====== RAW RECORDS ======
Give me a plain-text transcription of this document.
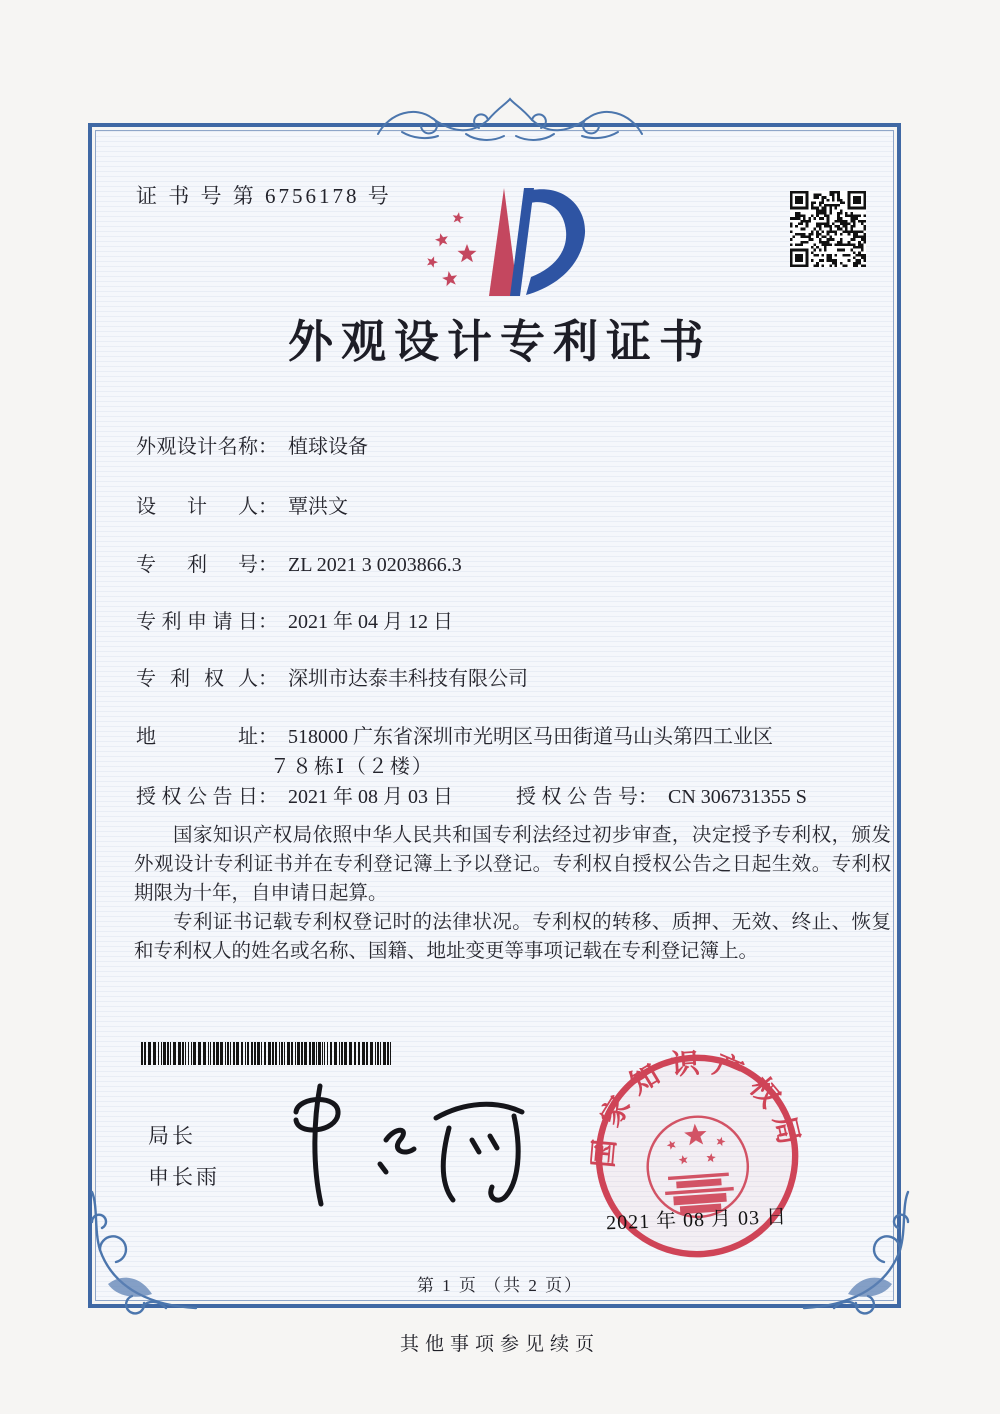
证 书 号 第 6756178 号
外观设计专利证书
外观设计名称： 植球设备
设计人： 覃洪文
专利号： ZL 2021 3 0203866.3
专利申请日： 2021 年 04 月 12 日
专利权人： 深圳市达泰丰科技有限公司
地址： 518000 广东省深圳市光明区马田街道马山头第四工业区
７８栋Ⅰ（２楼）
授权公告日： 2021 年 08 月 03 日	授权公告号： CN 306731355 S

国家知识产权局依照中华人民共和国专利法经过初步审查，决定授予专利权，颁发外观设计专利证书并在专利登记簿上予以登记。专利权自授权公告之日起生效。专利权期限为十年，自申请日起算。

专利证书记载专利权登记时的法律状况。专利权的转移、质押、无效、终止、恢复和专利权人的姓名或名称、国籍、地址变更等事项记载在专利登记簿上。

局长
申长雨
国家知识产权局
2021 年 08 月 03 日
第 1 页 （共 2 页）
其他事项参见续页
======
Write the full listing out again with every line unchanged, but include no pictures.

Give me a plain-text transcription of this document.
证 书 号 第 6756178 号
外观设计专利证书
外观设计名称： 植球设备
设计人： 覃洪文
专利号： ZL 2021 3 0203866.3
专利申请日： 2021 年 04 月 12 日
专利权人： 深圳市达泰丰科技有限公司
地址： 518000 广东省深圳市光明区马田街道马山头第四工业区
７８栋Ⅰ（２楼）
授权公告日： 2021 年 08 月 03 日	授权公告号： CN 306731355 S

国家知识产权局依照中华人民共和国专利法经过初步审查，决定授予专利权，颁发外观设计专利证书并在专利登记簿上予以登记。专利权自授权公告之日起生效。专利权期限为十年，自申请日起算。

专利证书记载专利权登记时的法律状况。专利权的转移、质押、无效、终止、恢复和专利权人的姓名或名称、国籍、地址变更等事项记载在专利登记簿上。

局长
申长雨
国家知识产权局
2021 年 08 月 03 日
第 1 页 （共 2 页）
其他事项参见续页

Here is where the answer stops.